Description of the task:
Write out the entries below once more, exactly, with the pictures left out.

Given records:

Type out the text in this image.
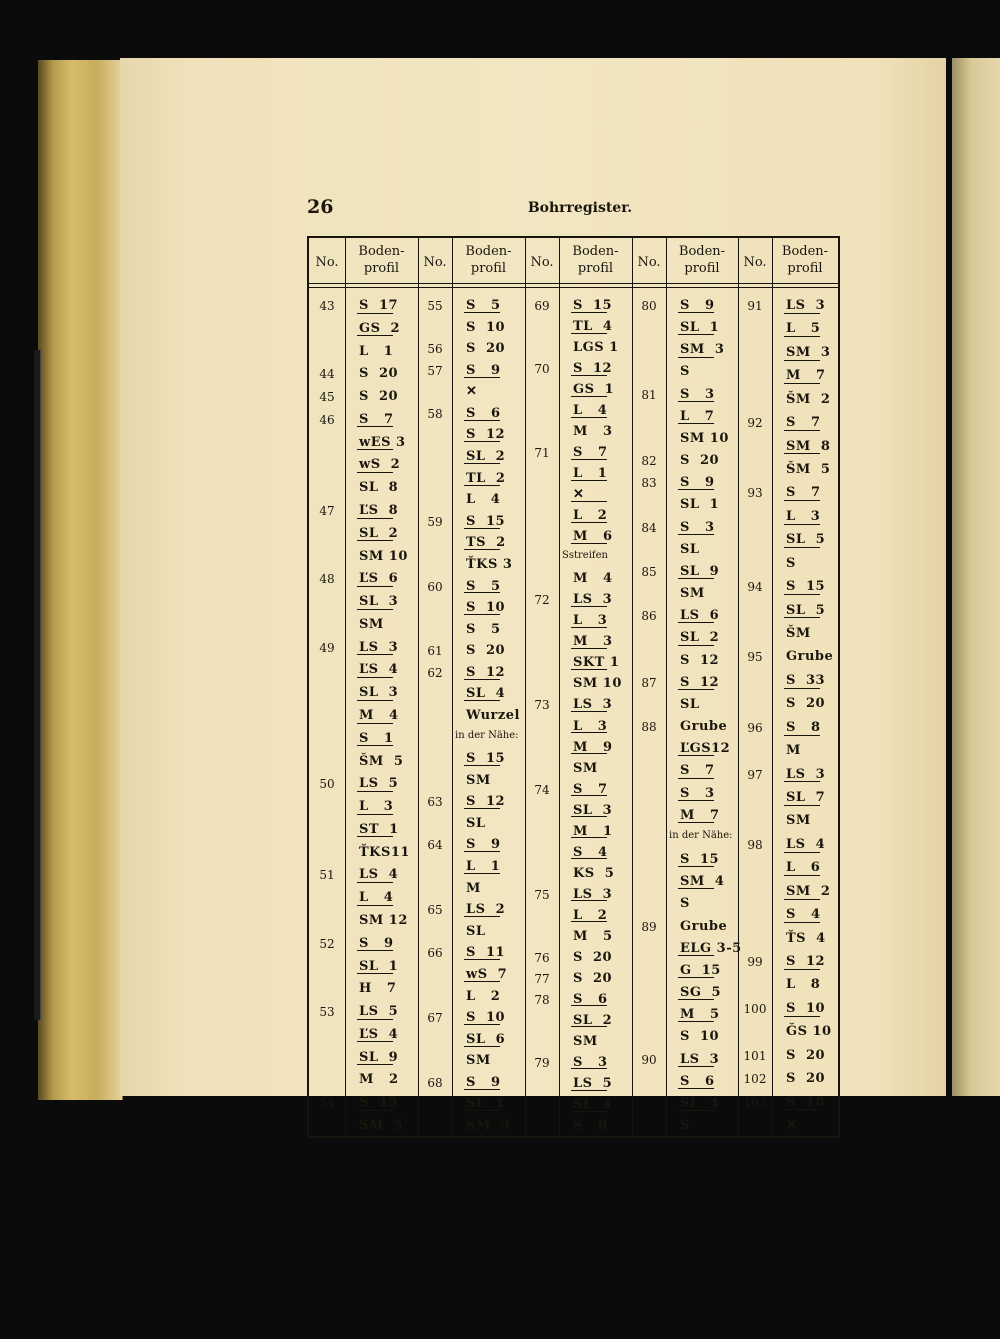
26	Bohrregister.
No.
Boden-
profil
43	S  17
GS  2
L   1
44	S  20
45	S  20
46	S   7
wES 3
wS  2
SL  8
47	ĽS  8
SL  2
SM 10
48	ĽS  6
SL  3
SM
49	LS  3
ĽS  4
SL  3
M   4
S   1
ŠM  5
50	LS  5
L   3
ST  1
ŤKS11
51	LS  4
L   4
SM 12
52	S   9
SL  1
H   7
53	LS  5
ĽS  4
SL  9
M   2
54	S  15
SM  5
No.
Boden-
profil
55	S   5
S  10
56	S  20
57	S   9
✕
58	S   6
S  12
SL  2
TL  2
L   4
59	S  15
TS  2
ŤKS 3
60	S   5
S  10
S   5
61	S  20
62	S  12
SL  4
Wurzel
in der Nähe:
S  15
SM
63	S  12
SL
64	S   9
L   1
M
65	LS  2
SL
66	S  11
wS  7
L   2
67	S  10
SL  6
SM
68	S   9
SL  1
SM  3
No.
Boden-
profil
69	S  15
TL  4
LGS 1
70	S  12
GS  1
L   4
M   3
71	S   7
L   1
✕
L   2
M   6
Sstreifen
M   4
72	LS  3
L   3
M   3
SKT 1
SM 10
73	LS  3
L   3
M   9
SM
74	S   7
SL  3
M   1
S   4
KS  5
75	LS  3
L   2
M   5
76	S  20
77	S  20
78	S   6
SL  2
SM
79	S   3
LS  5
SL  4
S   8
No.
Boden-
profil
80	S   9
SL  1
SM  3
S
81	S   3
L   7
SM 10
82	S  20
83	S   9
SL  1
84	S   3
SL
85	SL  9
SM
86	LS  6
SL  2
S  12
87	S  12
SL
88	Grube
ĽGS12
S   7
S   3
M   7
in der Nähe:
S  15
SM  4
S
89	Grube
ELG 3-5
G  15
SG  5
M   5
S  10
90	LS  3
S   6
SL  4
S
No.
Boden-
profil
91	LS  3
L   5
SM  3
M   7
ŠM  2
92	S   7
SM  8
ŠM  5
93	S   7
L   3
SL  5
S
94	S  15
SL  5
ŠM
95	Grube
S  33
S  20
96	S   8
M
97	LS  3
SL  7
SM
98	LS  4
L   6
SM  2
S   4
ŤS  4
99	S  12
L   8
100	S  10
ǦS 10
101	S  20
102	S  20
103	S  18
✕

Written solution:
Type out the text in this image.
26	Bohrregister.
No.
Boden-
profil
43	S  17
GS  2
L   1
44	S  20
45	S  20
46	S   7
wES 3
wS  2
SL  8
47	ĽS  8
SL  2
SM 10
48	ĽS  6
SL  3
SM
49	LS  3
ĽS  4
SL  3
M   4
S   1
ŠM  5
50	LS  5
L   3
ST  1
ŤKS11
51	LS  4
L   4
SM 12
52	S   9
SL  1
H   7
53	LS  5
ĽS  4
SL  9
M   2
54	S  15
SM  5
No.
Boden-
profil
55	S   5
S  10
56	S  20
57	S   9
✕
58	S   6
S  12
SL  2
TL  2
L   4
59	S  15
TS  2
ŤKS 3
60	S   5
S  10
S   5
61	S  20
62	S  12
SL  4
Wurzel
in der Nähe:
S  15
SM
63	S  12
SL
64	S   9
L   1
M
65	LS  2
SL
66	S  11
wS  7
L   2
67	S  10
SL  6
SM
68	S   9
SL  1
SM  3
No.
Boden-
profil
69	S  15
TL  4
LGS 1
70	S  12
GS  1
L   4
M   3
71	S   7
L   1
✕
L   2
M   6
Sstreifen
M   4
72	LS  3
L   3
M   3
SKT 1
SM 10
73	LS  3
L   3
M   9
SM
74	S   7
SL  3
M   1
S   4
KS  5
75	LS  3
L   2
M   5
76	S  20
77	S  20
78	S   6
SL  2
SM
79	S   3
LS  5
SL  4
S   8
No.
Boden-
profil
80	S   9
SL  1
SM  3
S
81	S   3
L   7
SM 10
82	S  20
83	S   9
SL  1
84	S   3
SL
85	SL  9
SM
86	LS  6
SL  2
S  12
87	S  12
SL
88	Grube
ĽGS12
S   7
S   3
M   7
in der Nähe:
S  15
SM  4
S
89	Grube
ELG 3-5
G  15
SG  5
M   5
S  10
90	LS  3
S   6
SL  4
S
No.
Boden-
profil
91	LS  3
L   5
SM  3
M   7
ŠM  2
92	S   7
SM  8
ŠM  5
93	S   7
L   3
SL  5
S
94	S  15
SL  5
ŠM
95	Grube
S  33
S  20
96	S   8
M
97	LS  3
SL  7
SM
98	LS  4
L   6
SM  2
S   4
ŤS  4
99	S  12
L   8
100	S  10
ǦS 10
101	S  20
102	S  20
103	S  18
✕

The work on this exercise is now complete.